> **The request**: Select the lines below containing the word "Menschen".

> **Records shown**:
+===+

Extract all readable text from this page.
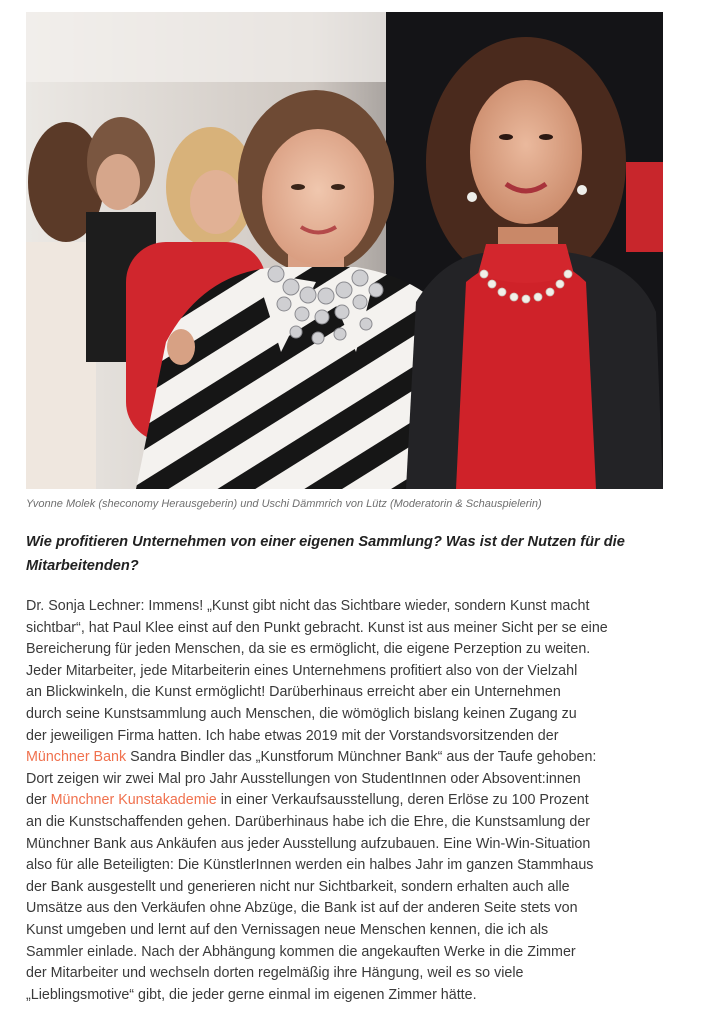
Yvonne Molek (sheconomy Herausgeberin) und Uschi Dämmrich von Lütz (Moderatorin & Schauspielerin)

Wie profitieren Unternehmen von einer eigenen Sammlung? Was ist der Nutzen für die
Mitarbeitenden?

Dr. Sonja Lechner: Immens! „Kunst gibt nicht das Sichtbare wieder, sondern Kunst macht
sichtbar“, hat Paul Klee einst auf den Punkt gebracht. Kunst ist aus meiner Sicht per se eine
Bereicherung für jeden Menschen, da sie es ermöglicht, die eigene Perzeption zu weiten.
Jeder Mitarbeiter, jede Mitarbeiterin eines Unternehmens profitiert also von der Vielzahl
an Blickwinkeln, die Kunst ermöglicht! Darüberhinaus erreicht aber ein Unternehmen
durch seine Kunstsammlung auch Menschen, die wömöglich bislang keinen Zugang zu
der jeweiligen Firma hatten. Ich habe etwas 2019 mit der Vorstandsvorsitzenden der
Münchner Bank Sandra Bindler das „Kunstforum Münchner Bank“ aus der Taufe gehoben:
Dort zeigen wir zwei Mal pro Jahr Ausstellungen von StudentInnen oder Absovent:innen
der Münchner Kunstakademie in einer Verkaufsausstellung, deren Erlöse zu 100 Prozent
an die Kunstschaffenden gehen. Darüberhinaus habe ich die Ehre, die Kunstsamlung der
Münchner Bank aus Ankäufen aus jeder Ausstellung aufzubauen. Eine Win-Win-Situation
also für alle Beteiligten: Die KünstlerInnen werden ein halbes Jahr im ganzen Stammhaus
der Bank ausgestellt und generieren nicht nur Sichtbarkeit, sondern erhalten auch alle
Umsätze aus den Verkäufen ohne Abzüge, die Bank ist auf der anderen Seite stets von
Kunst umgeben und lernt auf den Vernissagen neue Menschen kennen, die ich als
Sammler einlade. Nach der Abhängung kommen die angekauften Werke in die Zimmer
der Mitarbeiter und wechseln dorten regelmäßig ihre Hängung, weil es so viele
„Lieblingsmotive“ gibt, die jeder gerne einmal im eigenen Zimmer hätte.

+===+

> **Output of the exercise**:
Bereicherung für jeden Menschen, da sie es ermöglicht, die eigene Perzeption zu weiten.
durch seine Kunstsammlung auch Menschen, die wömöglich bislang keinen Zugang zu
Kunst umgeben und lernt auf den Vernissagen neue Menschen kennen, die ich als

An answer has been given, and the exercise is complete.